• _Problem to work on_: Can you print the data exactly and leave out each image?

>>>

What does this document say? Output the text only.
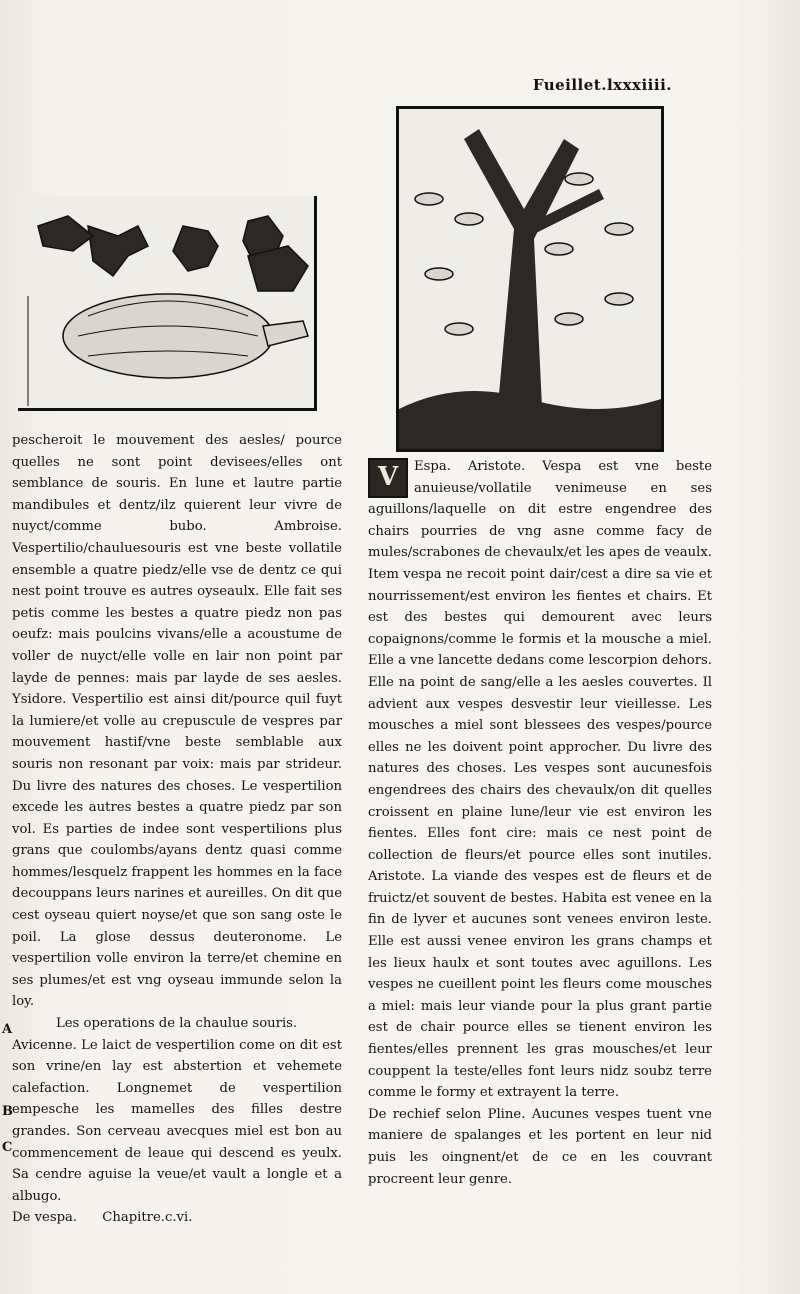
Fueillet.lxxxiiii.
A
B
C

pescheroit le mouvement des aesles/ pource quelles ne sont point devisees/elles ont semblance de souris. En lune et lautre partie mandibules et dentz/ilz quierent leur vivre de nuyct/comme bubo. Ambroise. Vespertilio/chauluesouris est vne beste vollatile ensemble a quatre piedz/elle vse de dentz ce qui nest point trouve es autres oyseaulx. Elle fait ses petis comme les bestes a quatre piedz non pas oeufz: mais poulcins vivans/elle a acoustume de voller de nuyct/elle volle en lair non point par layde de pennes: mais par layde de ses aesles. Ysidore. Vespertilio est ainsi dit/pource quil fuyt la lumiere/et volle au crepuscule de vespres par mouvement hastif/vne beste semblable aux souris non resonant par voix: mais par strideur. Du livre des natures des choses. Le vespertilion excede les autres bestes a quatre piedz par son vol. Es parties de indee sont vespertilions plus grans que coulombs/ayans dentz quasi comme hommes/lesquelz frappent les hommes en la face decouppans leurs narines et aureilles. On dit que cest oyseau quiert noyse/et que son sang oste le poil. La glose dessus deuteronome. Le vespertilion volle environ la terre/et chemine en ses plumes/et est vng oyseau immunde selon la loy.

Les operations de la chaulue souris.

Avicenne. Le laict de vespertilion come on dit est son vrine/en lay est abstertion et vehemete calefaction. Longnemet de vespertilion empesche les mamelles des filles destre grandes. Son cerveau avecques miel est bon au commencement de leaue qui descend es yeulx. Sa cendre aguise la veue/et vault a longle et a albugo.

De vespa. Chapitre.c.vi.

V	Espa. Aristote. Vespa est vne beste anuieuse/vollatile venimeuse en ses aguillons/laquelle on dit estre engendree des chairs pourries de vng asne comme facy de mules/scrabones de chevaulx/et les apes de veaulx. Item vespa ne recoit point dair/cest a dire sa vie et nourrissement/est environ les fientes et chairs. Et est des bestes qui demourent avec leurs copaignons/comme le formis et la mousche a miel. Elle a vne lancette dedans come lescorpion dehors. Elle na point de sang/elle a les aesles couvertes. Il advient aux vespes desvestir leur vieillesse. Les mousches a miel sont blessees des vespes/pource elles ne les doivent point approcher. Du livre des natures des choses. Les vespes sont aucunesfois engendrees des chairs des chevaulx/on dit quelles croissent en plaine lune/leur vie est environ les fientes. Elles font cire: mais ce nest point de collection de fleurs/et pource elles sont inutiles. Aristote. La viande des vespes est de fleurs et de fruictz/et souvent de bestes. Habita est venee en la fin de lyver et aucunes sont venees environ leste. Elle est aussi venee environ les grans champs et les lieux haulx et sont toutes avec aguillons. Les vespes ne cueillent point les fleurs come mousches a miel: mais leur viande pour la plus grant partie est de chair pource elles se tienent environ les fientes/elles prennent les gras mousches/et leur couppent la teste/elles font leurs nidz soubz terre comme le formy et extrayent la terre.

De rechief selon Pline. Aucunes vespes tuent vne maniere de spalanges et les portent en leur nid puis les oingnent/et de ce en les couvrant procreent leur genre.
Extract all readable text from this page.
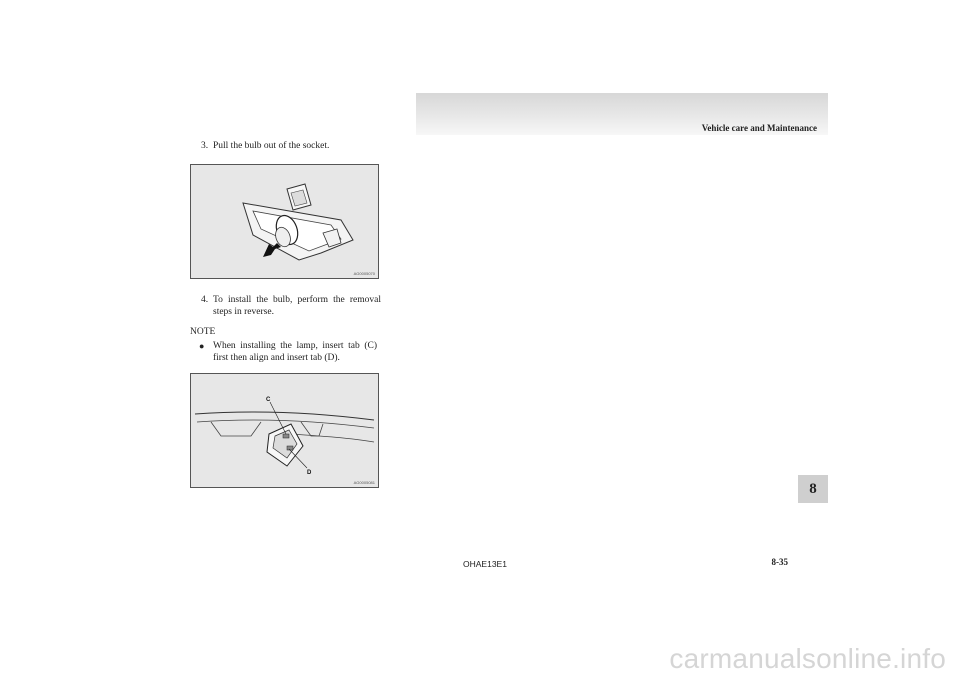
Vehicle care and Maintenance
3. Pull the bulb out of the socket.
AG0005070
4. To install the bulb, perform the removal steps in reverse.
NOTE
● When installing the lamp, insert tab (C) first then align and insert tab (D).
C
D
AG0005081	8
OHAE13E1	8-35
carmanualsonline.info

<<<

• _In response_:
What does this document say? Output the text only.
Fueillet.lxxxiiii.
A
B
C

pescheroit le mouvement des aesles/ pource quelles ne sont point devisees/elles ont semblance de souris. En lune et lautre partie mandibules et dentz/ilz quierent leur vivre de nuyct/comme bubo. Ambroise. Vespertilio/chauluesouris est vne beste vollatile ensemble a quatre piedz/elle vse de dentz ce qui nest point trouve es autres oyseaulx. Elle fait ses petis comme les bestes a quatre piedz non pas oeufz: mais poulcins vivans/elle a acoustume de voller de nuyct/elle volle en lair non point par layde de pennes: mais par layde de ses aesles. Ysidore. Vespertilio est ainsi dit/pource quil fuyt la lumiere/et volle au crepuscule de vespres par mouvement hastif/vne beste semblable aux souris non resonant par voix: mais par strideur. Du livre des natures des choses. Le vespertilion excede les autres bestes a quatre piedz par son vol. Es parties de indee sont vespertilions plus grans que coulombs/ayans dentz quasi comme hommes/lesquelz frappent les hommes en la face decouppans leurs narines et aureilles. On dit que cest oyseau quiert noyse/et que son sang oste le poil. La glose dessus deuteronome. Le vespertilion volle environ la terre/et chemine en ses plumes/et est vng oyseau immunde selon la loy.

Les operations de la chaulue souris.

Avicenne. Le laict de vespertilion come on dit est son vrine/en lay est abstertion et vehemete calefaction. Longnemet de vespertilion empesche les mamelles des filles destre grandes. Son cerveau avecques miel est bon au commencement de leaue qui descend es yeulx. Sa cendre aguise la veue/et vault a longle et a albugo.

De vespa. Chapitre.c.vi.

V	Espa. Aristote. Vespa est vne beste anuieuse/vollatile venimeuse en ses aguillons/laquelle on dit estre engendree des chairs pourries de vng asne comme facy de mules/scrabones de chevaulx/et les apes de veaulx. Item vespa ne recoit point dair/cest a dire sa vie et nourrissement/est environ les fientes et chairs. Et est des bestes qui demourent avec leurs copaignons/comme le formis et la mousche a miel. Elle a vne lancette dedans come lescorpion dehors. Elle na point de sang/elle a les aesles couvertes. Il advient aux vespes desvestir leur vieillesse. Les mousches a miel sont blessees des vespes/pource elles ne les doivent point approcher. Du livre des natures des choses. Les vespes sont aucunesfois engendrees des chairs des chevaulx/on dit quelles croissent en plaine lune/leur vie est environ les fientes. Elles font cire: mais ce nest point de collection de fleurs/et pource elles sont inutiles. Aristote. La viande des vespes est de fleurs et de fruictz/et souvent de bestes. Habita est venee en la fin de lyver et aucunes sont venees environ leste. Elle est aussi venee environ les grans champs et les lieux haulx et sont toutes avec aguillons. Les vespes ne cueillent point les fleurs come mousches a miel: mais leur viande pour la plus grant partie est de chair pource elles se tienent environ les fientes/elles prennent les gras mousches/et leur couppent la teste/elles font leurs nidz soubz terre comme le formy et extrayent la terre.

De rechief selon Pline. Aucunes vespes tuent vne maniere de spalanges et les portent en leur nid puis les oingnent/et de ce en les couvrant procreent leur genre.
Extract all readable text from this page.
Vehicle care and Maintenance
3. Pull the bulb out of the socket.
AG0005070
4. To install the bulb, perform the removal steps in reverse.
NOTE
● When installing the lamp, insert tab (C) first then align and insert tab (D).
C
D
AG0005081	8
OHAE13E1	8-35
carmanualsonline.info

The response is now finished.